**EXERCISE INSTRUCTIONS**: How many lines in these records hold the string "package"? Reply with the number alone.
-- BEGIN EXERCISE DATA --
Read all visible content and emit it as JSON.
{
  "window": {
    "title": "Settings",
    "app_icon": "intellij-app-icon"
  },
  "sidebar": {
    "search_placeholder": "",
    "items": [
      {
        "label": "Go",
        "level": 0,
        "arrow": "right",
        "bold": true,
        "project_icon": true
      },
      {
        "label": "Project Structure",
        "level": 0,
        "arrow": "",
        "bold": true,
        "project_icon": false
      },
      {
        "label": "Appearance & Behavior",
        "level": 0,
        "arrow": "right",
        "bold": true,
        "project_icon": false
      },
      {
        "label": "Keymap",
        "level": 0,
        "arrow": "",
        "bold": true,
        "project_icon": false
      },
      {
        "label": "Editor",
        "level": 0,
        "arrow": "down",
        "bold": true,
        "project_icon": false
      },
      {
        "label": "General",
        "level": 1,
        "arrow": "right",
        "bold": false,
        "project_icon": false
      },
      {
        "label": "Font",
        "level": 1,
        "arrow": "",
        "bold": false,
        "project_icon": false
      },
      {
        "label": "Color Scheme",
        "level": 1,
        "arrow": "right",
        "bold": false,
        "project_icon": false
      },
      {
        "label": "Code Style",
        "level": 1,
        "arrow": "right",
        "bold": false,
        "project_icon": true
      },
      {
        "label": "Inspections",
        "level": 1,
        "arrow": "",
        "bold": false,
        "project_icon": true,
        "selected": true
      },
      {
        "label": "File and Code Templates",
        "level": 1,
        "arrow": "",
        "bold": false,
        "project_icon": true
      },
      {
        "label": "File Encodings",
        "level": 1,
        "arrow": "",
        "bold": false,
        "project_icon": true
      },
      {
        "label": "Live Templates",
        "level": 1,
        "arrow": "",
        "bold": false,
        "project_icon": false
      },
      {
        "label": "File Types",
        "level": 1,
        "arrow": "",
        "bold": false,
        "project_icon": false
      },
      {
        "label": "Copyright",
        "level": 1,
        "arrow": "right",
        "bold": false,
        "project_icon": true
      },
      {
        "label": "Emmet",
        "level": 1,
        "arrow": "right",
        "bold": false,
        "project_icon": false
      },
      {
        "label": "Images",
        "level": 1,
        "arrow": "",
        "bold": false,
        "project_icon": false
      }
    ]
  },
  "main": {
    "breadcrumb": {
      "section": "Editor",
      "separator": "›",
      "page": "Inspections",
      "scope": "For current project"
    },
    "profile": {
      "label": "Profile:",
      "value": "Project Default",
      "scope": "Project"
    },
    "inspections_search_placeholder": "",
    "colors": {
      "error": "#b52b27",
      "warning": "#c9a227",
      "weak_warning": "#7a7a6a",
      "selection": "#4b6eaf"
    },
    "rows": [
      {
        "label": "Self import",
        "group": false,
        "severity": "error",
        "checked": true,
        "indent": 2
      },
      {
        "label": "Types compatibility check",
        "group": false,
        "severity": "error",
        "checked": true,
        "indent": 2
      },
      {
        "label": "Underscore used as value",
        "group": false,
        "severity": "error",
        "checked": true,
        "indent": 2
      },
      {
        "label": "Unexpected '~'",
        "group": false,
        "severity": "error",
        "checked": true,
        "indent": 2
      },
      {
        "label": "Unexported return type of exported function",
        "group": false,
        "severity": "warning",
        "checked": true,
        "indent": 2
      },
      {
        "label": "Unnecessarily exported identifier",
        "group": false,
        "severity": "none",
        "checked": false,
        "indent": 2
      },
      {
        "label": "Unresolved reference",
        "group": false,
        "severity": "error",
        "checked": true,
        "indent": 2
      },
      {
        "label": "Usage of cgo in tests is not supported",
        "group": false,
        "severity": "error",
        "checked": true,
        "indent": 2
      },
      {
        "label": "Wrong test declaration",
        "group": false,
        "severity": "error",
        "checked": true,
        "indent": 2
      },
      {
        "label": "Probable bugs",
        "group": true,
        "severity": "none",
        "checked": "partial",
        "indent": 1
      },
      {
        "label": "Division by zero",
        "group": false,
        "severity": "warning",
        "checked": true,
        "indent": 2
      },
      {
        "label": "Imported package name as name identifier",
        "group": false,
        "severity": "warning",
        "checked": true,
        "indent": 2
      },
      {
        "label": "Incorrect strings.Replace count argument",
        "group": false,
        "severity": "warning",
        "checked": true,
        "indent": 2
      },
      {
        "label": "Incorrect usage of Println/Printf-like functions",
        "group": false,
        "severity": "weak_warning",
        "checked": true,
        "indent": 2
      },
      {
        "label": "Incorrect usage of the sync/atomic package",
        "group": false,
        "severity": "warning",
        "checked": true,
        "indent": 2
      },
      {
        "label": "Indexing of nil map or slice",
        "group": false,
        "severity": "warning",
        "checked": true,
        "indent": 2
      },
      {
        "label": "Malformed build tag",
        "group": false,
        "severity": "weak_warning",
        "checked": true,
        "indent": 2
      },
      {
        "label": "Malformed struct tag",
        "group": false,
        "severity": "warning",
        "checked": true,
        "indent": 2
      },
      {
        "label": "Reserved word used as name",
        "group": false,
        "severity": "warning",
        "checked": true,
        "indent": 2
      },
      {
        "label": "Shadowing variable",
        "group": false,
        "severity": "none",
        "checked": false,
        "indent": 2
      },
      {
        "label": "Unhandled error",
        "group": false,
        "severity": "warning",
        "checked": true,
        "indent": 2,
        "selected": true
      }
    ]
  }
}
-- END EXERCISE DATA --
**REPLY**: 2